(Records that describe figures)
╭──
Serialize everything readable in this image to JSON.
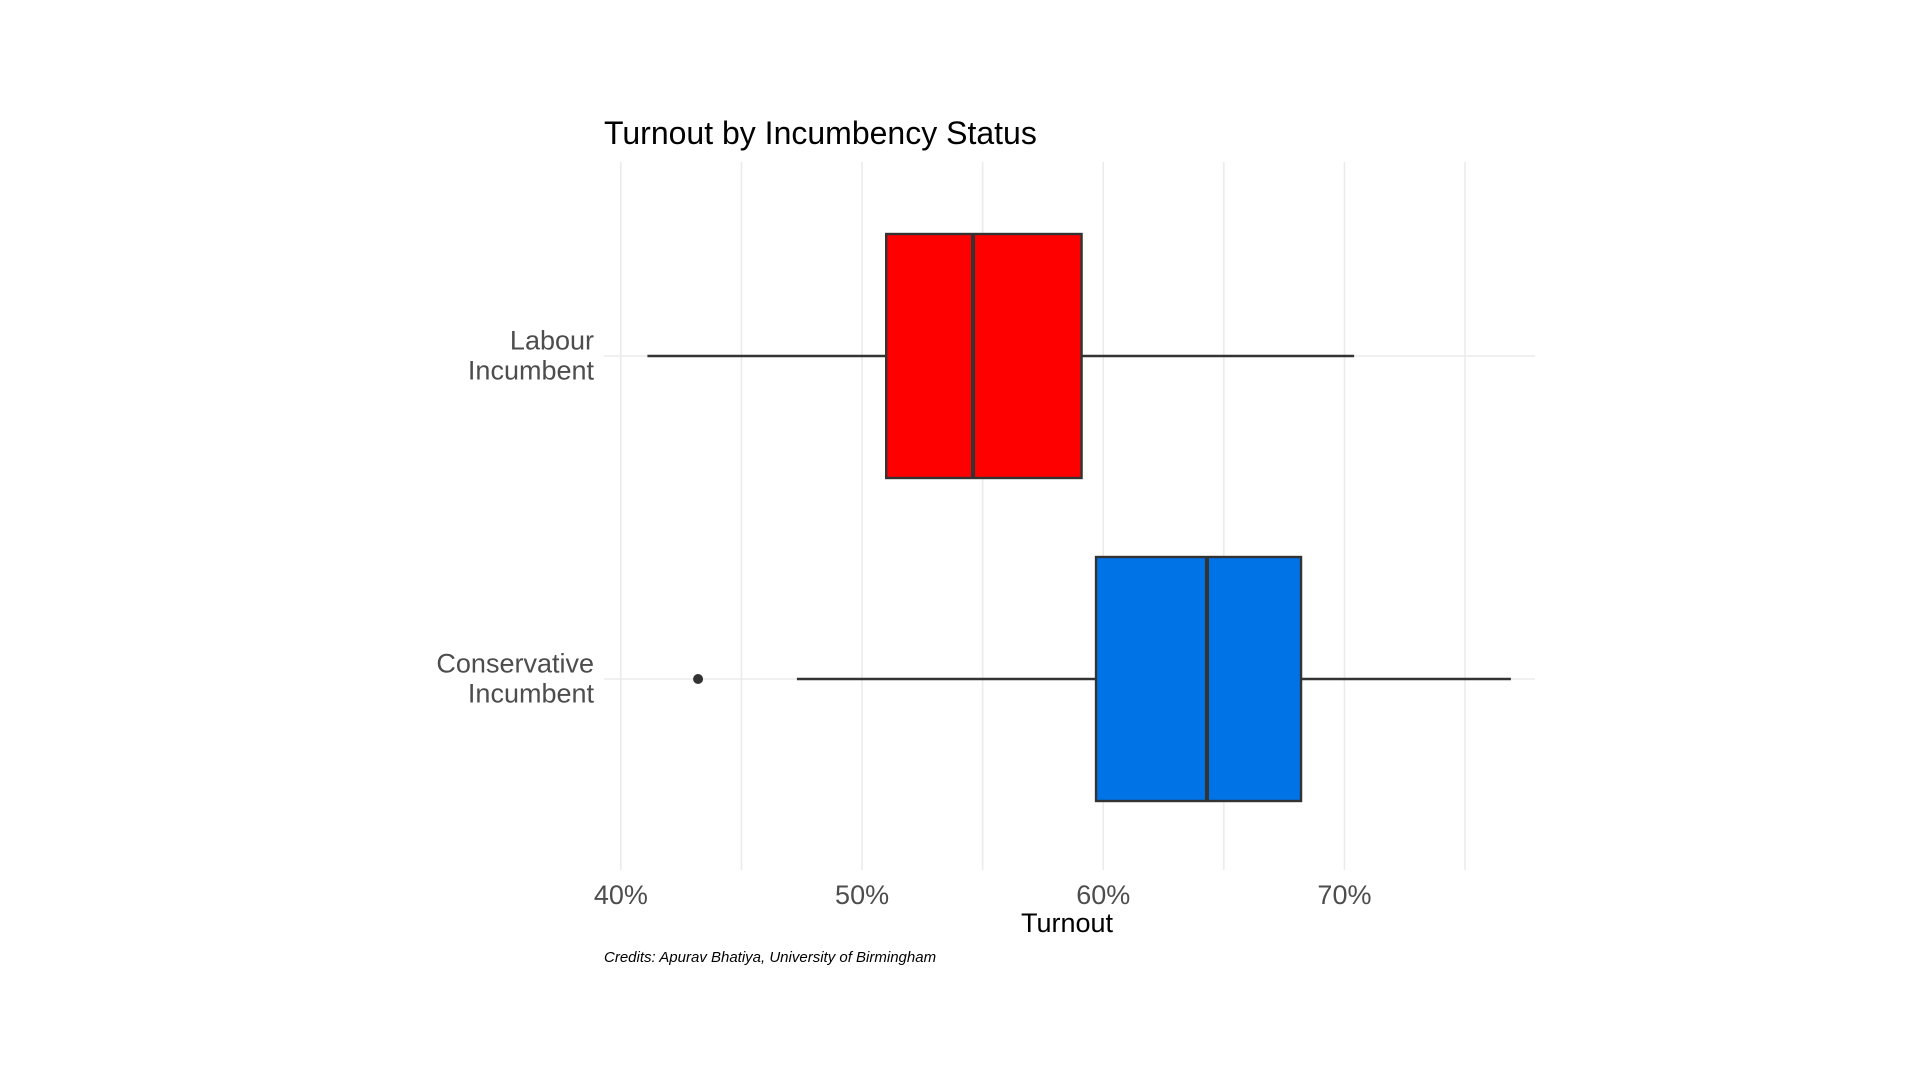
{
  "chart_data": {
    "type": "boxplot",
    "orientation": "horizontal",
    "title": "Turnout by Incumbency Status",
    "xlabel": "Turnout",
    "ylabel": "",
    "caption": "Credits: Apurav Bhatiya, University of Birmingham",
    "xlim": [
      39.3,
      77.9
    ],
    "x_ticks": [
      40,
      50,
      60,
      70
    ],
    "x_tick_labels": [
      "40%",
      "50%",
      "60%",
      "70%"
    ],
    "x_minor_ticks": [
      45,
      55,
      65,
      75
    ],
    "grid": true,
    "legend": "none",
    "categories": [
      {
        "lines": [
          "Labour",
          "Incumbent"
        ],
        "color": "#FF0000",
        "whisker_low": 41.1,
        "q1": 51.0,
        "median": 54.6,
        "q3": 59.1,
        "whisker_high": 70.4,
        "outliers": []
      },
      {
        "lines": [
          "Conservative",
          "Incumbent"
        ],
        "color": "#0073E6",
        "whisker_low": 47.3,
        "q1": 59.7,
        "median": 64.3,
        "q3": 68.2,
        "whisker_high": 76.9,
        "outliers": [
          43.2
        ]
      }
    ]
  }
}
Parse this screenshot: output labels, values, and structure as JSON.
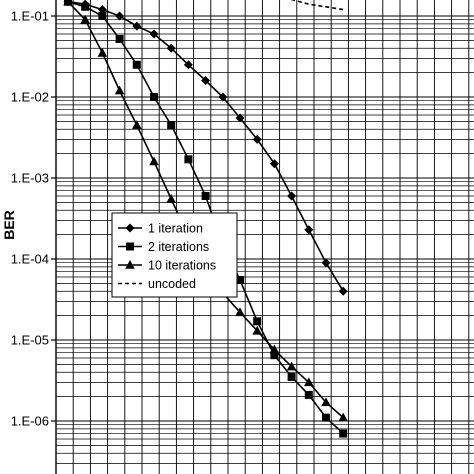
{
  "chart_data": {
    "type": "line",
    "title": "",
    "xlabel": "",
    "ylabel": "BER",
    "y_scale": "log",
    "ylim": [
      6e-07,
      0.17
    ],
    "xlim": [
      0,
      26
    ],
    "grid": true,
    "legend_position": "lower-left",
    "y_ticks": [
      {
        "value": 0.1,
        "label": "1.E-01"
      },
      {
        "value": 0.01,
        "label": "1.E-02"
      },
      {
        "value": 0.001,
        "label": "1.E-03"
      },
      {
        "value": 0.0001,
        "label": "1.E-04"
      },
      {
        "value": 1e-05,
        "label": "1.E-05"
      },
      {
        "value": 1e-06,
        "label": "1.E-06"
      }
    ],
    "series": [
      {
        "name": "1 iteration",
        "marker": "diamond",
        "line": "solid",
        "x": [
          10,
          11,
          12,
          13,
          14,
          15,
          16,
          17,
          18,
          19,
          20,
          21,
          22,
          23,
          24,
          25,
          26
        ],
        "y": [
          0.15,
          0.14,
          0.12,
          0.1,
          0.075,
          0.06,
          0.04,
          0.025,
          0.016,
          0.01,
          0.0055,
          0.003,
          0.0015,
          0.0006,
          0.00023,
          9e-05,
          4e-05
        ]
      },
      {
        "name": "2 iterations",
        "marker": "square",
        "line": "solid",
        "x": [
          10,
          11,
          12,
          13,
          14,
          15,
          16,
          17,
          18,
          19,
          20,
          21,
          22,
          23,
          24,
          25,
          26
        ],
        "y": [
          0.15,
          0.13,
          0.1,
          0.052,
          0.025,
          0.01,
          0.0045,
          0.0017,
          0.0006,
          0.00015,
          5.5e-05,
          1.7e-05,
          6.5e-06,
          3.5e-06,
          2.1e-06,
          1.1e-06,
          7e-07
        ]
      },
      {
        "name": "10 iterations",
        "marker": "triangle",
        "line": "solid",
        "x": [
          10,
          11,
          12,
          13,
          14,
          15,
          16,
          17,
          18,
          19,
          20,
          21,
          22,
          23,
          24,
          25,
          26
        ],
        "y": [
          0.15,
          0.09,
          0.035,
          0.012,
          0.0045,
          0.0016,
          0.00055,
          0.00019,
          6.8e-05,
          3.8e-05,
          2.2e-05,
          1.3e-05,
          7.6e-06,
          4.7e-06,
          3e-06,
          1.7e-06,
          1.1e-06
        ]
      },
      {
        "name": "uncoded",
        "marker": "none",
        "line": "dashed",
        "x": [
          21,
          22,
          23,
          24,
          25,
          26
        ],
        "y": [
          0.2,
          0.17,
          0.16,
          0.14,
          0.13,
          0.12
        ]
      }
    ]
  }
}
╰──
Copy the records above exactly, leaving out every picture.

__SOLUTION__.
Serialize everything readable in this image to JSON.
{
  "chart_data": {
    "type": "boxplot",
    "orientation": "horizontal",
    "title": "Turnout by Incumbency Status",
    "xlabel": "Turnout",
    "ylabel": "",
    "caption": "Credits: Apurav Bhatiya, University of Birmingham",
    "xlim": [
      39.3,
      77.9
    ],
    "x_ticks": [
      40,
      50,
      60,
      70
    ],
    "x_tick_labels": [
      "40%",
      "50%",
      "60%",
      "70%"
    ],
    "x_minor_ticks": [
      45,
      55,
      65,
      75
    ],
    "grid": true,
    "legend": "none",
    "categories": [
      {
        "lines": [
          "Labour",
          "Incumbent"
        ],
        "color": "#FF0000",
        "whisker_low": 41.1,
        "q1": 51.0,
        "median": 54.6,
        "q3": 59.1,
        "whisker_high": 70.4,
        "outliers": []
      },
      {
        "lines": [
          "Conservative",
          "Incumbent"
        ],
        "color": "#0073E6",
        "whisker_low": 47.3,
        "q1": 59.7,
        "median": 64.3,
        "q3": 68.2,
        "whisker_high": 76.9,
        "outliers": [
          43.2
        ]
      }
    ]
  }
}
Parse this screenshot: output labels, values, and structure as JSON.
{
  "chart_data": {
    "type": "line",
    "title": "",
    "xlabel": "",
    "ylabel": "BER",
    "y_scale": "log",
    "ylim": [
      6e-07,
      0.17
    ],
    "xlim": [
      0,
      26
    ],
    "grid": true,
    "legend_position": "lower-left",
    "y_ticks": [
      {
        "value": 0.1,
        "label": "1.E-01"
      },
      {
        "value": 0.01,
        "label": "1.E-02"
      },
      {
        "value": 0.001,
        "label": "1.E-03"
      },
      {
        "value": 0.0001,
        "label": "1.E-04"
      },
      {
        "value": 1e-05,
        "label": "1.E-05"
      },
      {
        "value": 1e-06,
        "label": "1.E-06"
      }
    ],
    "series": [
      {
        "name": "1 iteration",
        "marker": "diamond",
        "line": "solid",
        "x": [
          10,
          11,
          12,
          13,
          14,
          15,
          16,
          17,
          18,
          19,
          20,
          21,
          22,
          23,
          24,
          25,
          26
        ],
        "y": [
          0.15,
          0.14,
          0.12,
          0.1,
          0.075,
          0.06,
          0.04,
          0.025,
          0.016,
          0.01,
          0.0055,
          0.003,
          0.0015,
          0.0006,
          0.00023,
          9e-05,
          4e-05
        ]
      },
      {
        "name": "2 iterations",
        "marker": "square",
        "line": "solid",
        "x": [
          10,
          11,
          12,
          13,
          14,
          15,
          16,
          17,
          18,
          19,
          20,
          21,
          22,
          23,
          24,
          25,
          26
        ],
        "y": [
          0.15,
          0.13,
          0.1,
          0.052,
          0.025,
          0.01,
          0.0045,
          0.0017,
          0.0006,
          0.00015,
          5.5e-05,
          1.7e-05,
          6.5e-06,
          3.5e-06,
          2.1e-06,
          1.1e-06,
          7e-07
        ]
      },
      {
        "name": "10 iterations",
        "marker": "triangle",
        "line": "solid",
        "x": [
          10,
          11,
          12,
          13,
          14,
          15,
          16,
          17,
          18,
          19,
          20,
          21,
          22,
          23,
          24,
          25,
          26
        ],
        "y": [
          0.15,
          0.09,
          0.035,
          0.012,
          0.0045,
          0.0016,
          0.00055,
          0.00019,
          6.8e-05,
          3.8e-05,
          2.2e-05,
          1.3e-05,
          7.6e-06,
          4.7e-06,
          3e-06,
          1.7e-06,
          1.1e-06
        ]
      },
      {
        "name": "uncoded",
        "marker": "none",
        "line": "dashed",
        "x": [
          21,
          22,
          23,
          24,
          25,
          26
        ],
        "y": [
          0.2,
          0.17,
          0.16,
          0.14,
          0.13,
          0.12
        ]
      }
    ]
  }
}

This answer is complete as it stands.